→ **What this task involves**: Print out each record below, unaltered and complete, without its images.

--- BEGIN Exercise materials ---

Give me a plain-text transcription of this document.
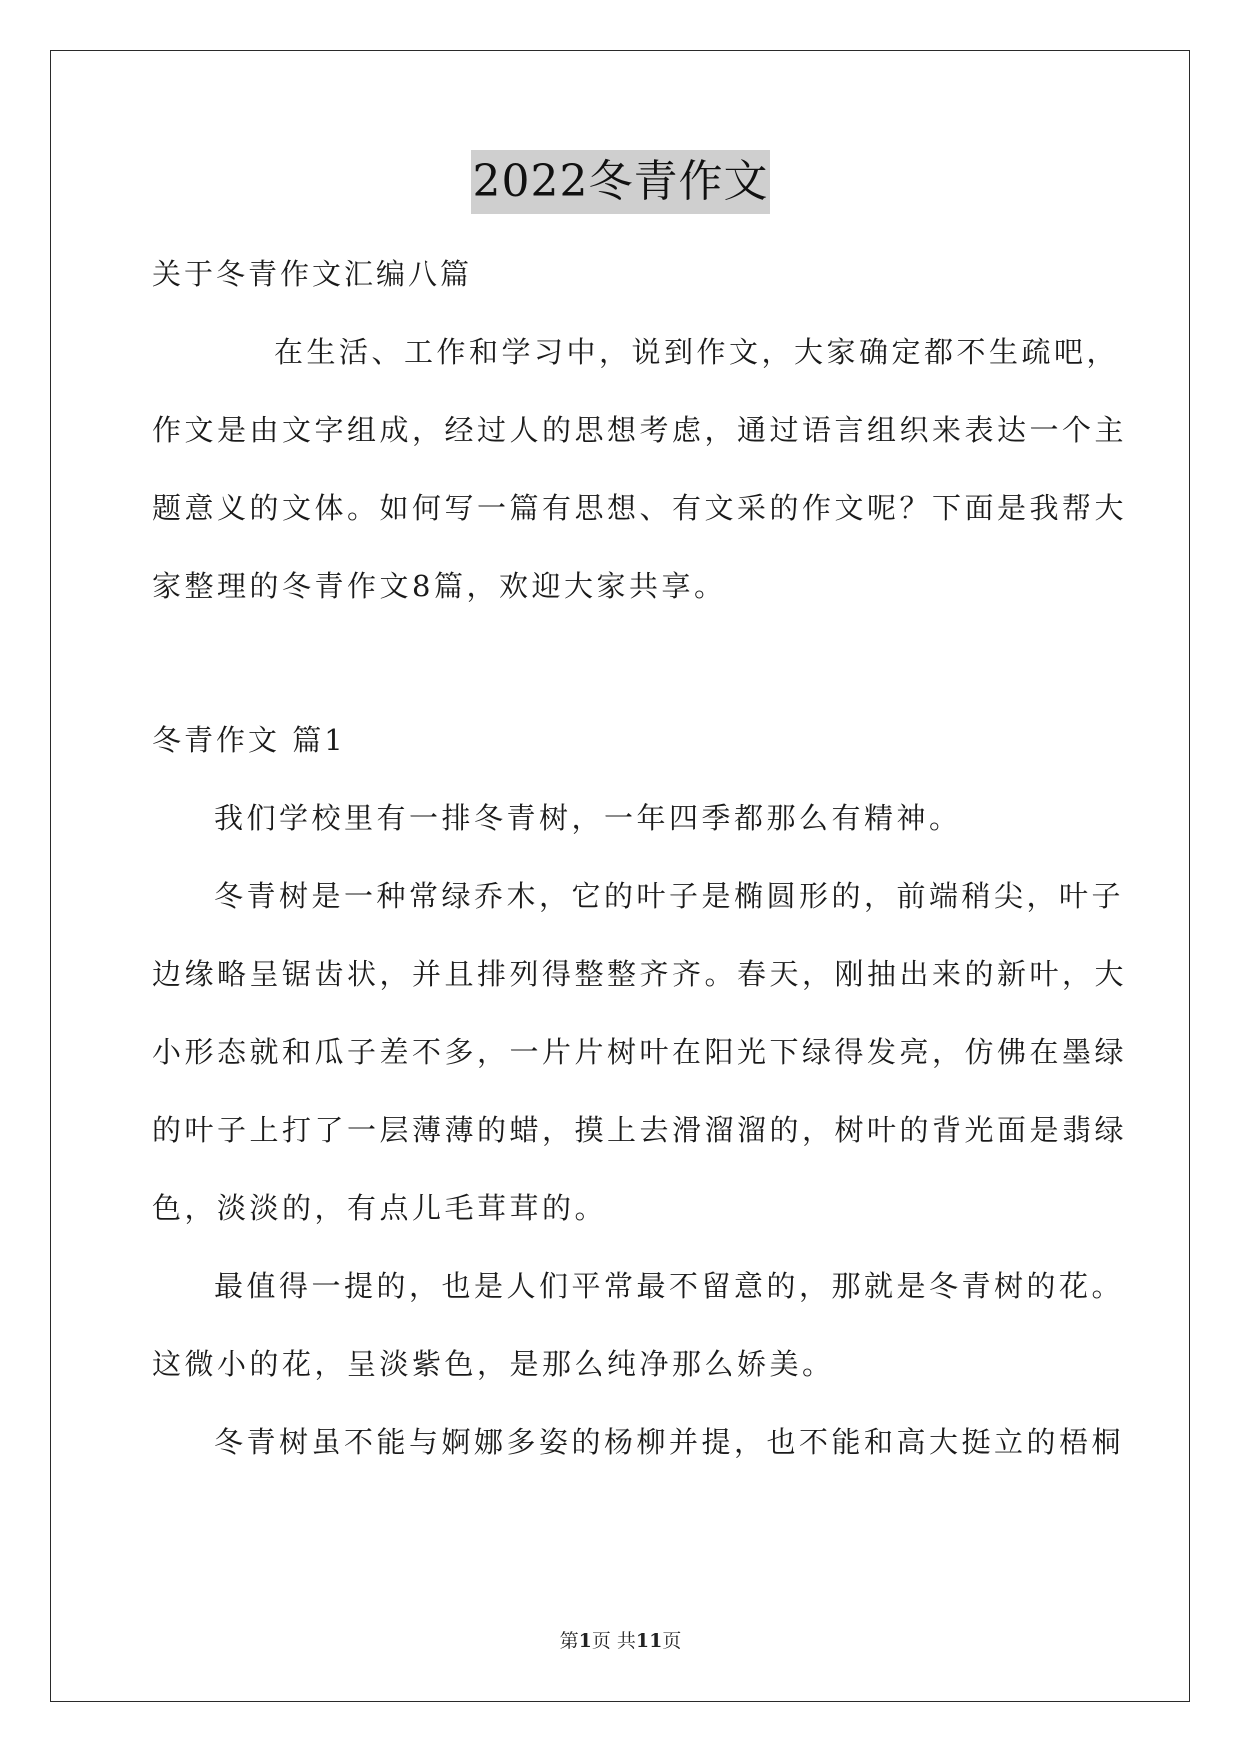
2022冬青作文
关于冬青作文汇编八篇
在生活、工作和学习中，说到作文，大家确定都不生疏吧，
作文是由文字组成，经过人的思想考虑，通过语言组织来表达一个主
题意义的文体。如何写一篇有思想、有文采的作文呢？下面是我帮大
家整理的冬青作文8篇，欢迎大家共享。
冬青作文 篇1
我们学校里有一排冬青树，一年四季都那么有精神。
冬青树是一种常绿乔木，它的叶子是椭圆形的，前端稍尖，叶子
边缘略呈锯齿状，并且排列得整整齐齐。春天，刚抽出来的新叶，大
小形态就和瓜子差不多，一片片树叶在阳光下绿得发亮，仿佛在墨绿
的叶子上打了一层薄薄的蜡，摸上去滑溜溜的，树叶的背光面是翡绿
色，淡淡的，有点儿毛茸茸的。
最值得一提的，也是人们平常最不留意的，那就是冬青树的花。
这微小的花，呈淡紫色，是那么纯净那么娇美。
冬青树虽不能与婀娜多姿的杨柳并提，也不能和高大挺立的梧桐
第1页 共11页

--- END Exercise materials ---

→ **Task answer**:
Give me a plain-text transcription of this document.
2022冬青作文
关于冬青作文汇编八篇
在生活、工作和学习中，说到作文，大家确定都不生疏吧，
作文是由文字组成，经过人的思想考虑，通过语言组织来表达一个主
题意义的文体。如何写一篇有思想、有文采的作文呢？下面是我帮大
家整理的冬青作文8篇，欢迎大家共享。
冬青作文 篇1
我们学校里有一排冬青树，一年四季都那么有精神。
冬青树是一种常绿乔木，它的叶子是椭圆形的，前端稍尖，叶子
边缘略呈锯齿状，并且排列得整整齐齐。春天，刚抽出来的新叶，大
小形态就和瓜子差不多，一片片树叶在阳光下绿得发亮，仿佛在墨绿
的叶子上打了一层薄薄的蜡，摸上去滑溜溜的，树叶的背光面是翡绿
色，淡淡的，有点儿毛茸茸的。
最值得一提的，也是人们平常最不留意的，那就是冬青树的花。
这微小的花，呈淡紫色，是那么纯净那么娇美。
冬青树虽不能与婀娜多姿的杨柳并提，也不能和高大挺立的梧桐
第1页 共11页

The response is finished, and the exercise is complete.